# SET EXERCISE
Search the material for the string "없습니다", then return every line where it is found.

# Extracted data entries

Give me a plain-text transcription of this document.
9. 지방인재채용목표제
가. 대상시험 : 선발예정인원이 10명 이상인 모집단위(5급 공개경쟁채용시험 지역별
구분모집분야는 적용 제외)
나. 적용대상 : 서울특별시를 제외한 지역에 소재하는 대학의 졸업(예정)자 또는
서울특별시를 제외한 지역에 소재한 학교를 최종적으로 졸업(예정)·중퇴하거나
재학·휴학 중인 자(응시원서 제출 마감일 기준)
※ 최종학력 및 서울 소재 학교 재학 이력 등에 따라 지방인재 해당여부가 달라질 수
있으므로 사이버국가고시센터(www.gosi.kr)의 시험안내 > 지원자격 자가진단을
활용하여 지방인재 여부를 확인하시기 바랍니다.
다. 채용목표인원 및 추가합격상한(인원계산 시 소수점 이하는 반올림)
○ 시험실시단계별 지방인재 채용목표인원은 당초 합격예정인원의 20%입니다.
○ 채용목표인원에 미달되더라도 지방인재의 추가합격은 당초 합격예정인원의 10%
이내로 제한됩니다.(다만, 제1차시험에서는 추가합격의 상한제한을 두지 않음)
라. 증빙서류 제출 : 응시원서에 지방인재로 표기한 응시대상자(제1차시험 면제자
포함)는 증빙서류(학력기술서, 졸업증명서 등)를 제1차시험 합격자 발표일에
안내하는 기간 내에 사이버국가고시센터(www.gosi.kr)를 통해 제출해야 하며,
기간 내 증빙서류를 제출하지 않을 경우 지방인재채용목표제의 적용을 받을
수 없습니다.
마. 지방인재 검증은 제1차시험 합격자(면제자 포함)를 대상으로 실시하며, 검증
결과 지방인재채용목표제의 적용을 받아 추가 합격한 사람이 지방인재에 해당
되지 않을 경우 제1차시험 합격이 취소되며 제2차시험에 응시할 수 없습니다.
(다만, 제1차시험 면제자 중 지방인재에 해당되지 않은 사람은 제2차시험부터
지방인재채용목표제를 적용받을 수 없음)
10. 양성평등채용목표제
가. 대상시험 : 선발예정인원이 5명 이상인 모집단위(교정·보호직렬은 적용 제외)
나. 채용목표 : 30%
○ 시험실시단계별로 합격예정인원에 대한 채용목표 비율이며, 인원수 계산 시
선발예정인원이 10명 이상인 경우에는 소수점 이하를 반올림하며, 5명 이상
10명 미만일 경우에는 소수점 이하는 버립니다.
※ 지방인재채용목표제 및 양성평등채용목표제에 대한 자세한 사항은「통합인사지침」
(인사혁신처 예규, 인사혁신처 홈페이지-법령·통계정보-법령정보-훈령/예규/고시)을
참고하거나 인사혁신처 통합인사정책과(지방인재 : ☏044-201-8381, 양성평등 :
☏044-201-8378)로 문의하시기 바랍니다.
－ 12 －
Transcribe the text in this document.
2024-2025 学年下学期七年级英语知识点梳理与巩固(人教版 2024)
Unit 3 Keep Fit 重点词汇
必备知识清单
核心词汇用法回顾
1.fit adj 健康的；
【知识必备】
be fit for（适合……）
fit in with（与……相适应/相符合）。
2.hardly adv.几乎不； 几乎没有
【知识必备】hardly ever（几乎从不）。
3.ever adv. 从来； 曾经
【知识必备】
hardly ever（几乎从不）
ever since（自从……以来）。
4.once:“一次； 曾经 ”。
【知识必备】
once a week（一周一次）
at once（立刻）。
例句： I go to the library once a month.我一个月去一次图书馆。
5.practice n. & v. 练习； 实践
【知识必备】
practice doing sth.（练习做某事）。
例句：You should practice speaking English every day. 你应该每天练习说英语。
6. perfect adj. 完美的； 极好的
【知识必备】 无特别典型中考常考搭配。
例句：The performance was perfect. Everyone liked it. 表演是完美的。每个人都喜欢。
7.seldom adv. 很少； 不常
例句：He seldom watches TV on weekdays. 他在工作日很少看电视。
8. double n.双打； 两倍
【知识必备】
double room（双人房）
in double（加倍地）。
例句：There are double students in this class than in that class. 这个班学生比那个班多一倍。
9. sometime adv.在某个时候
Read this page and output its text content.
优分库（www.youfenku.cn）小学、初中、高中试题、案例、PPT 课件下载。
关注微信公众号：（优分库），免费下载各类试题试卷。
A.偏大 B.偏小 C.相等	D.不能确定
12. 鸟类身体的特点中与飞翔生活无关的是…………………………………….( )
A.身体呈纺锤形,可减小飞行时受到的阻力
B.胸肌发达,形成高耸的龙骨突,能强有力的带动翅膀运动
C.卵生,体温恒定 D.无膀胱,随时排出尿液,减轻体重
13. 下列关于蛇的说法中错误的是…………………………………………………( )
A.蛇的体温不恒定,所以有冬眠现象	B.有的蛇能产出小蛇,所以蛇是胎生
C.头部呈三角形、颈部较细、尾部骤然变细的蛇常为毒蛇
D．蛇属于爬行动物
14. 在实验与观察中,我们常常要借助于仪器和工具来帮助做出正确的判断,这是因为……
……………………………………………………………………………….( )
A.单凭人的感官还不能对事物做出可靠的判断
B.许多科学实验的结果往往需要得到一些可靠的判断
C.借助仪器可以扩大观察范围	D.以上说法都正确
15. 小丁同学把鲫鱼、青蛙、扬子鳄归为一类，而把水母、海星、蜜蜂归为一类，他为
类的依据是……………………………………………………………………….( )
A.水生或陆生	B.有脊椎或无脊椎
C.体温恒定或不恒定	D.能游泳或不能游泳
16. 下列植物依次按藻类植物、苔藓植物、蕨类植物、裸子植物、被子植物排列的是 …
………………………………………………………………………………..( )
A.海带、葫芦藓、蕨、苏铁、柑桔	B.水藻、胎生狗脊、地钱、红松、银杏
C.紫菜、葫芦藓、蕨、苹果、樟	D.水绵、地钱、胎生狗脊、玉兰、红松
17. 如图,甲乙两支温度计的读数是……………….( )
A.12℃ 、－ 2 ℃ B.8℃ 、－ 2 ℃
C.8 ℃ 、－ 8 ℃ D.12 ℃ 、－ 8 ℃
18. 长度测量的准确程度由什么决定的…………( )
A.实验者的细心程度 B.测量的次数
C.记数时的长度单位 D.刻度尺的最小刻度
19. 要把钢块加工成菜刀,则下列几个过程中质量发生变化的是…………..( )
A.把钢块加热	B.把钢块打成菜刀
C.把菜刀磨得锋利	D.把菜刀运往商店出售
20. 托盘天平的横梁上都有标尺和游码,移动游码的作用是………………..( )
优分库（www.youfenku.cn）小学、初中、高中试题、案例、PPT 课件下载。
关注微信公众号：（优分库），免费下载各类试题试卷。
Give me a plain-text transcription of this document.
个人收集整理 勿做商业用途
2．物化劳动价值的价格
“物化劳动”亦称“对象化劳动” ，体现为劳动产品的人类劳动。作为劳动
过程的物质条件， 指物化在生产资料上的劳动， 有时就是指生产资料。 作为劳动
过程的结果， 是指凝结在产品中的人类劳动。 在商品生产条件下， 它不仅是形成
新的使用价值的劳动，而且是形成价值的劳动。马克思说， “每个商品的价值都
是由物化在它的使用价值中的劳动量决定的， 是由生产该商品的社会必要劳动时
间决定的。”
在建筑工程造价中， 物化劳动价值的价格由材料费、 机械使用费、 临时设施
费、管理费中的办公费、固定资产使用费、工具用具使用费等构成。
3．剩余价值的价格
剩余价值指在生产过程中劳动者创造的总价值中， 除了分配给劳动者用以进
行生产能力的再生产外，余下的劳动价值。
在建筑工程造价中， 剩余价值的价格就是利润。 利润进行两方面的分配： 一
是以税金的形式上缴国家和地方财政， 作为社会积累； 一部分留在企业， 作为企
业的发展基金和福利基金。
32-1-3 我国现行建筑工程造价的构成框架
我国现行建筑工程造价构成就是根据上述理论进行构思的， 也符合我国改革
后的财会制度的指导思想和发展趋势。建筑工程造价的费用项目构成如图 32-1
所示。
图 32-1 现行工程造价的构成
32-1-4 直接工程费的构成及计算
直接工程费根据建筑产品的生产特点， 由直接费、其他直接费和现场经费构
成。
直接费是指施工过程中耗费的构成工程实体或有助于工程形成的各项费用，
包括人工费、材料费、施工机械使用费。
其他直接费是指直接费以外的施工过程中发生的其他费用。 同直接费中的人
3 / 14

# TASK RESULT
수 없습니다.
되지 않을 경우 제1차시험 합격이 취소되며 제2차시험에 응시할 수 없습니다.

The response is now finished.